▶ [Problem to solve]
Filter the data for lines with the word "model", then copy every line so identified.

▶ [Input rows]
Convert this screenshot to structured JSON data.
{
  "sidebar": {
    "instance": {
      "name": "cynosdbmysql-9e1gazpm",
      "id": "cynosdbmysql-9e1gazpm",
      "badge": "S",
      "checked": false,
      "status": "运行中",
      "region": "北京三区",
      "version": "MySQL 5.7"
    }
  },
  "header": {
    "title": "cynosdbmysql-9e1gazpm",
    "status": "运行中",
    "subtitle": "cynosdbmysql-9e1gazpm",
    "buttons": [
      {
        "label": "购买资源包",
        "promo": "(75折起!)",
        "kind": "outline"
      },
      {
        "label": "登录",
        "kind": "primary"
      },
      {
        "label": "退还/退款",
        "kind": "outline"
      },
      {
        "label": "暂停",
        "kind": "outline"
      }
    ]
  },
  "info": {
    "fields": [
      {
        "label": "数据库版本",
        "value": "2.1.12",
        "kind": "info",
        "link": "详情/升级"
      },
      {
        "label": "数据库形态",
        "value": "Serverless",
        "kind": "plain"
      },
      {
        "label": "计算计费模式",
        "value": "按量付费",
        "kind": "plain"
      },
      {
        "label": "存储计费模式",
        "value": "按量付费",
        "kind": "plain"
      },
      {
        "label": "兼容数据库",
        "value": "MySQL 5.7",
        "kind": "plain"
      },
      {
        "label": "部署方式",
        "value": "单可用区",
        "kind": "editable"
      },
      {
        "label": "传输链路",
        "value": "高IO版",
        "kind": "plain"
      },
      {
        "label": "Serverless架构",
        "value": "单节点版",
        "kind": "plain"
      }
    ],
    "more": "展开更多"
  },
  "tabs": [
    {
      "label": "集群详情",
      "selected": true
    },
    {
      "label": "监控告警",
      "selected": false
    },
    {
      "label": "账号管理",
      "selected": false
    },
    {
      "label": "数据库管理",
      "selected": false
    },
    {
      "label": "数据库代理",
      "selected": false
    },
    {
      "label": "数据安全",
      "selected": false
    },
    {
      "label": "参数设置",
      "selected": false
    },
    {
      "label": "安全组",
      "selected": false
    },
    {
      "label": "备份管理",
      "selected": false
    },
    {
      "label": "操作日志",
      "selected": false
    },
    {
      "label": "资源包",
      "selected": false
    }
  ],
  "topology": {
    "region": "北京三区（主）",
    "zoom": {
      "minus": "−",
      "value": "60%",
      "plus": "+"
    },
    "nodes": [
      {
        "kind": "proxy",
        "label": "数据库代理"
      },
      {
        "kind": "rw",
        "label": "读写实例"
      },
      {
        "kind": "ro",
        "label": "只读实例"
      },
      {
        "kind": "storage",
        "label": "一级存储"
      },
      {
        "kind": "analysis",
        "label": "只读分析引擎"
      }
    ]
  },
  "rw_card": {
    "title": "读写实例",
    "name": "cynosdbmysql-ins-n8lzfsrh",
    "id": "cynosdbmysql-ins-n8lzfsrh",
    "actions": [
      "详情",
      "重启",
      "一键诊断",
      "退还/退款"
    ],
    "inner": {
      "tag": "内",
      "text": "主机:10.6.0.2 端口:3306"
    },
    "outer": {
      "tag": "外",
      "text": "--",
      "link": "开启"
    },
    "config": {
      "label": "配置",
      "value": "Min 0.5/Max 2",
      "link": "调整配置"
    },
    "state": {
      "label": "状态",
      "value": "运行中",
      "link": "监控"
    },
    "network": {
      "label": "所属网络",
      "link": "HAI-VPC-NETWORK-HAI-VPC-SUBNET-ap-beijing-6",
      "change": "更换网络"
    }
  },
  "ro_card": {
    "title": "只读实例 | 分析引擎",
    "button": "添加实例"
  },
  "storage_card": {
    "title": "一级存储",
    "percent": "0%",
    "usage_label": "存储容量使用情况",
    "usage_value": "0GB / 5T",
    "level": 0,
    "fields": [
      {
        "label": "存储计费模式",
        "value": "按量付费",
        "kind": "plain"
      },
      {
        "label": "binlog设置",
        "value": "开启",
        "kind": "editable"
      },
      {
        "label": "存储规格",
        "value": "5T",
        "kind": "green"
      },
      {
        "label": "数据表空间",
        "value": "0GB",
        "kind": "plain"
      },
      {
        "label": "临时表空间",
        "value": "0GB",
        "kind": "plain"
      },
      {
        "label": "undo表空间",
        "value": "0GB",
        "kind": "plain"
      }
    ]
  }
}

--

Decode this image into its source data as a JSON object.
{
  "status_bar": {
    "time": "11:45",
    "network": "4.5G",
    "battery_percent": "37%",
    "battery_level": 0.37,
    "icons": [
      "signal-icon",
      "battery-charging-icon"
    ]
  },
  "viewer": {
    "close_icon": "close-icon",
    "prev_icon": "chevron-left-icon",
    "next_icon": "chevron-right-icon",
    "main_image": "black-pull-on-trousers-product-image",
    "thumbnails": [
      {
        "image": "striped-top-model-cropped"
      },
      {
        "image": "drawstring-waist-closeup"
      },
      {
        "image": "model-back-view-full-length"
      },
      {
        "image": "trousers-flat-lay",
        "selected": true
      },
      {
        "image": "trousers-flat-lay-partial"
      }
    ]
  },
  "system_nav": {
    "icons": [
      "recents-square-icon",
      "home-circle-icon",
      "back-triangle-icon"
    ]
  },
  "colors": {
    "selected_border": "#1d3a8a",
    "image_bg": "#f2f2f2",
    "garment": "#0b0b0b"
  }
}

...

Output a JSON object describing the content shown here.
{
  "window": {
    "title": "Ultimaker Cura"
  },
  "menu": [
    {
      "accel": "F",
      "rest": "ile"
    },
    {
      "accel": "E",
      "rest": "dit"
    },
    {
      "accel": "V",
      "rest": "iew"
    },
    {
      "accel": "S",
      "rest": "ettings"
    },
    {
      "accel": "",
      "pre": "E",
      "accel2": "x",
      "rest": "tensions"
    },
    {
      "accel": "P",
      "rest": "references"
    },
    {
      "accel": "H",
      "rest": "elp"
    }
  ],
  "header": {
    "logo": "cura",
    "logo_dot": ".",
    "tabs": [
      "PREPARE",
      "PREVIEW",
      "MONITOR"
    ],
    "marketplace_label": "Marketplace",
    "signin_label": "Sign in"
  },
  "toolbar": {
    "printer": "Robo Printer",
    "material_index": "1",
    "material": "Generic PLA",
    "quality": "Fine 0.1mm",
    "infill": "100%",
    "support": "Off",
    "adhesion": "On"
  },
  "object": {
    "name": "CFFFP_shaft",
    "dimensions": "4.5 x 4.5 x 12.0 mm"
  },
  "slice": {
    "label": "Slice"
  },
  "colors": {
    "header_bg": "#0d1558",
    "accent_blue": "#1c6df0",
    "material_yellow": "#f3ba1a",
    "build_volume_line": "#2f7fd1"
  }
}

▶ [Solution below]
        "image": "striped-top-model-cropped"
        "image": "model-back-view-full-length"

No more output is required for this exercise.